**Exercise goal**
Check every line of the entries that follow, and copy the ones containing "Actinomycetes".

**Dataset records**
━━━━━━━━

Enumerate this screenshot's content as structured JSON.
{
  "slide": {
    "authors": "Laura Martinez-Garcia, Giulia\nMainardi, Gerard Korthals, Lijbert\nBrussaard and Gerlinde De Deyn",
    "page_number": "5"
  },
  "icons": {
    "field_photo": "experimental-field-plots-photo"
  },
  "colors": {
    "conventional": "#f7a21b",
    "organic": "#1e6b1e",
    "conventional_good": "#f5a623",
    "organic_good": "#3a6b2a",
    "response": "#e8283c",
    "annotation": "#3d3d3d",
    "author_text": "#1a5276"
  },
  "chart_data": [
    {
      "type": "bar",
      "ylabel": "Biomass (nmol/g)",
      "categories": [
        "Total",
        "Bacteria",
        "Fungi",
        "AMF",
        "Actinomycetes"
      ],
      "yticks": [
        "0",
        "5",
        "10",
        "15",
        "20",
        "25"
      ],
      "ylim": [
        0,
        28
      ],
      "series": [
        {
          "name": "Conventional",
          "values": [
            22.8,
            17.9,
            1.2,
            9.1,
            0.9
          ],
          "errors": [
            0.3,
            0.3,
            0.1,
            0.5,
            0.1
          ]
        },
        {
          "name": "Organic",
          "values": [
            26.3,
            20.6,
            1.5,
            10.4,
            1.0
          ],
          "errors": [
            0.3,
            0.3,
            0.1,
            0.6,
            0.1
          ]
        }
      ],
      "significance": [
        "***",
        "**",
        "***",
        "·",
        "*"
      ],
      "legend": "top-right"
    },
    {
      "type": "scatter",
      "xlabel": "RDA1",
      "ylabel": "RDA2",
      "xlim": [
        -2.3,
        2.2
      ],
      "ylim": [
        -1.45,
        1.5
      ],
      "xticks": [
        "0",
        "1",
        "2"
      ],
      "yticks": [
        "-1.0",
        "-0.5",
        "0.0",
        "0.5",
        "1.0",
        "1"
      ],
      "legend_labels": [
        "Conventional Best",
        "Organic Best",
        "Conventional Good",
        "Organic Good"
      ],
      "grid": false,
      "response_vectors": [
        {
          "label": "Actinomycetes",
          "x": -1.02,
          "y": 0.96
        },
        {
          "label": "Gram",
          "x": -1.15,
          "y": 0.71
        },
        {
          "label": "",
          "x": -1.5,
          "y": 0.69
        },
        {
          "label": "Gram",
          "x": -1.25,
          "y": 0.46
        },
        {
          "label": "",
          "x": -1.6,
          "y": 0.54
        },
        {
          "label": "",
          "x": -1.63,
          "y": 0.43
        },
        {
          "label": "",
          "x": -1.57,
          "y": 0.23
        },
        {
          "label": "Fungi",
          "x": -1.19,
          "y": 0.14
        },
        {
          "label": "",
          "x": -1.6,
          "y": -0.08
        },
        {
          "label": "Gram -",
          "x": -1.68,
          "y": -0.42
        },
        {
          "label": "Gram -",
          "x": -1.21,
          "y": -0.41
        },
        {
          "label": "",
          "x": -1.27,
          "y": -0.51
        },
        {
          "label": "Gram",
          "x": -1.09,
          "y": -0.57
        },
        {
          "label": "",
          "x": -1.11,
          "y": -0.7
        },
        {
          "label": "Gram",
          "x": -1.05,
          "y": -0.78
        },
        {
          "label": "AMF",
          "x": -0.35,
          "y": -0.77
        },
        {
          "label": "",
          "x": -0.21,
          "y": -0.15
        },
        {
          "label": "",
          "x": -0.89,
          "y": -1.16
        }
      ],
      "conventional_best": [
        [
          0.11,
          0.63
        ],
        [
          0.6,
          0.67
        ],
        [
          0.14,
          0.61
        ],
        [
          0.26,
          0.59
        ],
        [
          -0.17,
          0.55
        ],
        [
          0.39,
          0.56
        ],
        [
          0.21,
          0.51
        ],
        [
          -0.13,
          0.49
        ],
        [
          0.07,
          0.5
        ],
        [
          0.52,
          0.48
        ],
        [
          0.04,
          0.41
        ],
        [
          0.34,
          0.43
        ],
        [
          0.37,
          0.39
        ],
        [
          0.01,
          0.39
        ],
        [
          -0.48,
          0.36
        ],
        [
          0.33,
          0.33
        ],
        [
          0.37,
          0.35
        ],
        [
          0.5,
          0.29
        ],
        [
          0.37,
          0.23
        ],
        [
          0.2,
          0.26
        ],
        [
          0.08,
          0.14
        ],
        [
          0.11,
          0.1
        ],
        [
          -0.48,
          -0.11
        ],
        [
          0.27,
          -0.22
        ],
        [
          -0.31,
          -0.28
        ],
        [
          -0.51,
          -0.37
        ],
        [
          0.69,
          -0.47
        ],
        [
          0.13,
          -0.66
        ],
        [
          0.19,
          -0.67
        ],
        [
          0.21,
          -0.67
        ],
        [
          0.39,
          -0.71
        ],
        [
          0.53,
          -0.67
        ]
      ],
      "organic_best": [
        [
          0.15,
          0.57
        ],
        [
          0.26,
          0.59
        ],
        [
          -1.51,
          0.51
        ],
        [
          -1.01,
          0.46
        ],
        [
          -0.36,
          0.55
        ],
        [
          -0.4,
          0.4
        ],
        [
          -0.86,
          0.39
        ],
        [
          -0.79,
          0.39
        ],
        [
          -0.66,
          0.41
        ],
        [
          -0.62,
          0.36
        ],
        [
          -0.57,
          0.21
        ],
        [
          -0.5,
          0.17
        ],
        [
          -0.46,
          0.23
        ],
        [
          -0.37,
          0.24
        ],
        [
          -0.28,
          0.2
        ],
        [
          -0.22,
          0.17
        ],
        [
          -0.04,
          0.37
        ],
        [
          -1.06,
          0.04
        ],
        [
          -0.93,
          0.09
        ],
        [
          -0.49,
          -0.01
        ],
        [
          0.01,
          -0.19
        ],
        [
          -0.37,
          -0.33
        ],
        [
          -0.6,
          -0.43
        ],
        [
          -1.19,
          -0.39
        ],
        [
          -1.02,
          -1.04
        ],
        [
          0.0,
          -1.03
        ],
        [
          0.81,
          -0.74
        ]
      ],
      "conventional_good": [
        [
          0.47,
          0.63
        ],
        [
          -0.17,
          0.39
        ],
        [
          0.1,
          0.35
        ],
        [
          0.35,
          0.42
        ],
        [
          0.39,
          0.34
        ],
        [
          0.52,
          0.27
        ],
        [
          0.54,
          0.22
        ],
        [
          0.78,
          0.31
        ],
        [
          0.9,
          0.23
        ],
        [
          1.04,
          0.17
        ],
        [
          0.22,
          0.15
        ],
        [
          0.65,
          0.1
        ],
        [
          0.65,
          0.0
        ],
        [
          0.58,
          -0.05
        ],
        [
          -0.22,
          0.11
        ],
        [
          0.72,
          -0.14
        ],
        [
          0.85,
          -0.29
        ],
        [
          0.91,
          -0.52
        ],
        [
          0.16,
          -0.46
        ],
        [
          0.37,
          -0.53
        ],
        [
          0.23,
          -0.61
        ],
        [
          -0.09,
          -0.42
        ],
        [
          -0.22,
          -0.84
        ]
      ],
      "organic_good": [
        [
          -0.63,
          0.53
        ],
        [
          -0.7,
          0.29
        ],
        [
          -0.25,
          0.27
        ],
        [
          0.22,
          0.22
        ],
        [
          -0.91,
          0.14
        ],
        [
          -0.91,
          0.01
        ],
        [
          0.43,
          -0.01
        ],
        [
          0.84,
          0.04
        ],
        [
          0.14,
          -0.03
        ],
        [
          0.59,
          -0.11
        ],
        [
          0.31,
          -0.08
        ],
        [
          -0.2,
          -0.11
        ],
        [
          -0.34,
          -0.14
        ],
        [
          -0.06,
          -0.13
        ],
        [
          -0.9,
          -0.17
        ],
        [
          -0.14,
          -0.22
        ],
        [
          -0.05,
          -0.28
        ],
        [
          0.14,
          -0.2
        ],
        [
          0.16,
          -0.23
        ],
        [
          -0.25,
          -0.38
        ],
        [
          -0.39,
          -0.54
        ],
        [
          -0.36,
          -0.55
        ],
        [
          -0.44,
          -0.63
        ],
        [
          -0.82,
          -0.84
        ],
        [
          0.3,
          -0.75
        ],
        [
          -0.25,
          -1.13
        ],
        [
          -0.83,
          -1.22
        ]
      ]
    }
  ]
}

━━━━━━━━

**Result for this exercise**
        "Actinomycetes"
          "label": "Actinomycetes",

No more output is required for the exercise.